__ENTRIES PROVIDED__.
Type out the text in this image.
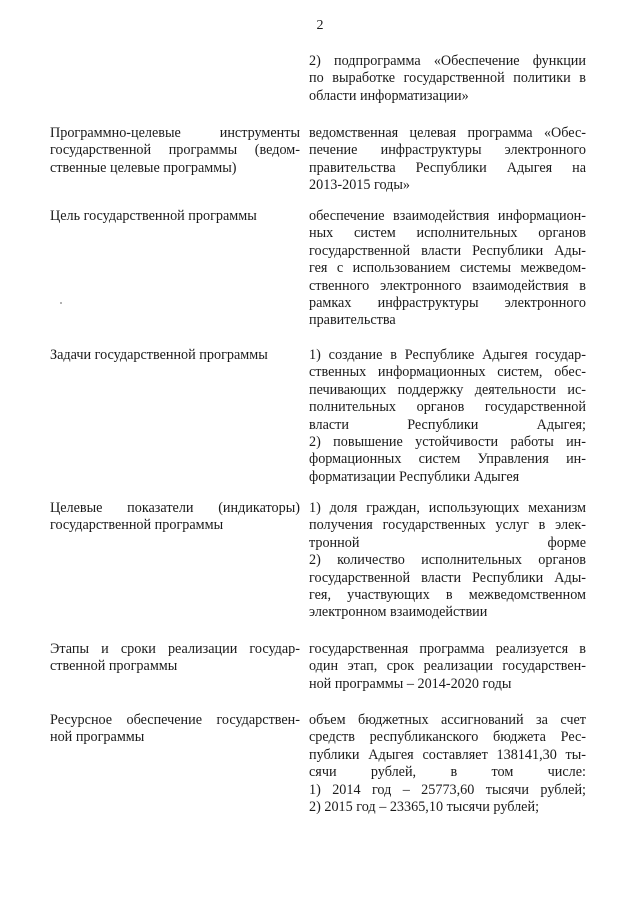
2
2) подпрограмма «Обеспечение функции
по выработке государственной политики в
области информатизации»
Программно-целевые инструменты
государственной программы (ведом-
ственные целевые программы)
ведомственная целевая программа «Обес-
печение инфраструктуры электронного
правительства Республики Адыгея на
2013-2015 годы»
Цель государственной программы	обеспечение взаимодействия информацион-
ных систем исполнительных органов
государственной власти Республики Ады-
гея с использованием системы межведом-
ственного электронного взаимодействия в
рамках инфраструктуры электронного
правительства
Задачи государственной программы	1) создание в Республике Адыгея государ-
ственных информационных систем, обес-
печивающих поддержку деятельности ис-
полнительных органов государственной
власти Республики Адыгея;
2) повышение устойчивости работы ин-
формационных систем Управления ин-
форматизации Республики Адыгея
Целевые показатели (индикаторы)
государственной программы
1) доля граждан, использующих механизм
получения государственных услуг в элек-
тронной форме
2) количество исполнительных органов
государственной власти Республики Ады-
гея, участвующих в межведомственном
электронном взаимодействии
Этапы и сроки реализации государ-
ственной программы
государственная программа реализуется в
один этап, срок реализации государствен-
ной программы – 2014-2020 годы
Ресурсное обеспечение государствен-
ной программы
объем бюджетных ассигнований за счет
средств республиканского бюджета Рес-
публики Адыгея составляет 138141,30 ты-
сячи рублей, в том числе:
1) 2014 год – 25773,60 тысячи рублей;
2) 2015 год – 23365,10 тысячи рублей;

__EXERCISE INSTRUCTIONS__. Find the string "реализации" in the listing and return every line that holds it.

__EXERCISE RESPONSE__.
Этапы и сроки реализации государ-
один этап, срок реализации государствен-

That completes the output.